--- Exercise instructions ---
Look in the data below for the line that contains "Parse this screenshot: output". Copy that line and the remaining lines exactly.
>> Begin Data for this task
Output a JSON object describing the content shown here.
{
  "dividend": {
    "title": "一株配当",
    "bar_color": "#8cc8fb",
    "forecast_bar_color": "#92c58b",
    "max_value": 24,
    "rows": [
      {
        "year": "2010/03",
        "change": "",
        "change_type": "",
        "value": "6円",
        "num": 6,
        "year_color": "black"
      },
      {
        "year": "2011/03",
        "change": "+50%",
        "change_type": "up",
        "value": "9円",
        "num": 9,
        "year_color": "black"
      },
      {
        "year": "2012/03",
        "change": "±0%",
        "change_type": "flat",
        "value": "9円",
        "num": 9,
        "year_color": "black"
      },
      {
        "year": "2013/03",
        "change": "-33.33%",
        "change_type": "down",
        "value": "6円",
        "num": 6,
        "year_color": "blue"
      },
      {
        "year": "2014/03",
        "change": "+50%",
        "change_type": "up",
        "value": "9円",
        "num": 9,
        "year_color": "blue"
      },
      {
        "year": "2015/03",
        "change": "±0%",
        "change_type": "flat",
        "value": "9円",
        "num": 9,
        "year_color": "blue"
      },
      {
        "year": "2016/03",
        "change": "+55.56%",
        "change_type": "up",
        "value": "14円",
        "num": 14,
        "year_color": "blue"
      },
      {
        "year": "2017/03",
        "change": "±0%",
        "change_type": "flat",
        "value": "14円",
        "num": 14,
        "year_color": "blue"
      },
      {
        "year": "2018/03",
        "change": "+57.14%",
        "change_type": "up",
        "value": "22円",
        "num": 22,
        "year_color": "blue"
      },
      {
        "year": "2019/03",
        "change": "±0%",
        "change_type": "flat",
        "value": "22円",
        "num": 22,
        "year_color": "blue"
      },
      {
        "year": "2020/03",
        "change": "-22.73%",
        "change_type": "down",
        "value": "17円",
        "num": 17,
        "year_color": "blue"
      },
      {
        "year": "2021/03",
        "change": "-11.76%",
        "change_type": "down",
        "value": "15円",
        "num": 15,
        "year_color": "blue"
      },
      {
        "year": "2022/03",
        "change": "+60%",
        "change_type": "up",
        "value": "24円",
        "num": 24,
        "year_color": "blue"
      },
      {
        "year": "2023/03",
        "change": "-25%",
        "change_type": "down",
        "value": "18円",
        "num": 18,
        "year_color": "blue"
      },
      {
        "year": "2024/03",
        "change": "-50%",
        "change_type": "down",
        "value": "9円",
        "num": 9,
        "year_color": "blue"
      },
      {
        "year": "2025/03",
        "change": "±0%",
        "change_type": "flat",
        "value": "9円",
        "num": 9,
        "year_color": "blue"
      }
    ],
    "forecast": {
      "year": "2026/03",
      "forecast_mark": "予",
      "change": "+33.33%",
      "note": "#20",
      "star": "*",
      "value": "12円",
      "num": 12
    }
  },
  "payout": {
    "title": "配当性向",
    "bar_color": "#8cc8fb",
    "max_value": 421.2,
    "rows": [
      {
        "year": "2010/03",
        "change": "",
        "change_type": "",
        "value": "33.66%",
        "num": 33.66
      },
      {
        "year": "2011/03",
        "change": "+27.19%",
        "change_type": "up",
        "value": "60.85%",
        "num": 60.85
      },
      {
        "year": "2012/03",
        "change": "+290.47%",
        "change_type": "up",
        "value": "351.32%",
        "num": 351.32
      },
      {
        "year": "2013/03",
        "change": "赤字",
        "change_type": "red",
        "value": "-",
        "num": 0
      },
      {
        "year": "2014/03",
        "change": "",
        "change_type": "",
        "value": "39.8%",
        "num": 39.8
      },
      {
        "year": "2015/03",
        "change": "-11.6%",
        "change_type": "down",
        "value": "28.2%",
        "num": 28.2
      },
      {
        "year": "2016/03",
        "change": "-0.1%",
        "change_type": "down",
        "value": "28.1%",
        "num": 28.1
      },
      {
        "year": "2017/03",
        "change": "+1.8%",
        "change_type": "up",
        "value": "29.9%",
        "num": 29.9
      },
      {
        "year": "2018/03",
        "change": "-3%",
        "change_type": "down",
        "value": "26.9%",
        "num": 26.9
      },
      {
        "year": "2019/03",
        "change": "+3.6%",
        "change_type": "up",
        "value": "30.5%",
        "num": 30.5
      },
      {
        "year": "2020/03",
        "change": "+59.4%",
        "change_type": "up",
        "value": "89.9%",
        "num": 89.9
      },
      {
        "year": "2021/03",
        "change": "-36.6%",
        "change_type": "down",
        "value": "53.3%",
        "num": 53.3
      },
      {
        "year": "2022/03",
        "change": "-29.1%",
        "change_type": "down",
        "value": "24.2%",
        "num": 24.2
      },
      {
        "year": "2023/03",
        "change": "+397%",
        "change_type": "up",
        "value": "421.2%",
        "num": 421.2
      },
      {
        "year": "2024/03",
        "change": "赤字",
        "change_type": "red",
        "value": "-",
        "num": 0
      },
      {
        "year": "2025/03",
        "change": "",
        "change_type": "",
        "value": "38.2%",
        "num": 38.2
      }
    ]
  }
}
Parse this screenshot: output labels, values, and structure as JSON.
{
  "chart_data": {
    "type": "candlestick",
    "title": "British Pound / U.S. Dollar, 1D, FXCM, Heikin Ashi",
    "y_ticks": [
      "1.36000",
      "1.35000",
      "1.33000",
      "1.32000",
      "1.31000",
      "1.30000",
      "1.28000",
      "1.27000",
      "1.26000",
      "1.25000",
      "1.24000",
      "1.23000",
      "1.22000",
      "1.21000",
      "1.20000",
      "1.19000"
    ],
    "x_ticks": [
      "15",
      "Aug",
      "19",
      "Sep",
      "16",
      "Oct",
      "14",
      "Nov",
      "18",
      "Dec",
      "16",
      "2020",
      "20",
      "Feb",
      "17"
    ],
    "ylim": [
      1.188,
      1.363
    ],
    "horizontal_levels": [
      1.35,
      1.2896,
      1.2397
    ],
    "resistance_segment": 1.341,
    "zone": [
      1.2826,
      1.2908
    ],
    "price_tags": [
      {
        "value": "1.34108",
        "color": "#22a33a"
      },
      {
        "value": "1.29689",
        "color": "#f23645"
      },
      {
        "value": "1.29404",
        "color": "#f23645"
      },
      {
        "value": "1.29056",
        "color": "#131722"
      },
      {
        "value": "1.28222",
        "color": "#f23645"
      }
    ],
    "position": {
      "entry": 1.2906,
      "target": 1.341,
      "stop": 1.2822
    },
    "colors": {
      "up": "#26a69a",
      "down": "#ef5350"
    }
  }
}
>> End Data for this task
--- Exercise response ---
Parse this screenshot: output labels, values, and structure as JSON.
{
  "chart_data": {
    "type": "candlestick",
    "title": "British Pound / U.S. Dollar, 1D, FXCM, Heikin Ashi",
    "y_ticks": [
      "1.36000",
      "1.35000",
      "1.33000",
      "1.32000",
      "1.31000",
      "1.30000",
      "1.28000",
      "1.27000",
      "1.26000",
      "1.25000",
      "1.24000",
      "1.23000",
      "1.22000",
      "1.21000",
      "1.20000",
      "1.19000"
    ],
    "x_ticks": [
      "15",
      "Aug",
      "19",
      "Sep",
      "16",
      "Oct",
      "14",
      "Nov",
      "18",
      "Dec",
      "16",
      "2020",
      "20",
      "Feb",
      "17"
    ],
    "ylim": [
      1.188,
      1.363
    ],
    "horizontal_levels": [
      1.35,
      1.2896,
      1.2397
    ],
    "resistance_segment": 1.341,
    "zone": [
      1.2826,
      1.2908
    ],
    "price_tags": [
      {
        "value": "1.34108",
        "color": "#22a33a"
      },
      {
        "value": "1.29689",
        "color": "#f23645"
      },
      {
        "value": "1.29404",
        "color": "#f23645"
      },
      {
        "value": "1.29056",
        "color": "#131722"
      },
      {
        "value": "1.28222",
        "color": "#f23645"
      }
    ],
    "position": {
      "entry": 1.2906,
      "target": 1.341,
      "stop": 1.2822
    },
    "colors": {
      "up": "#26a69a",
      "down": "#ef5350"
    }
  }
}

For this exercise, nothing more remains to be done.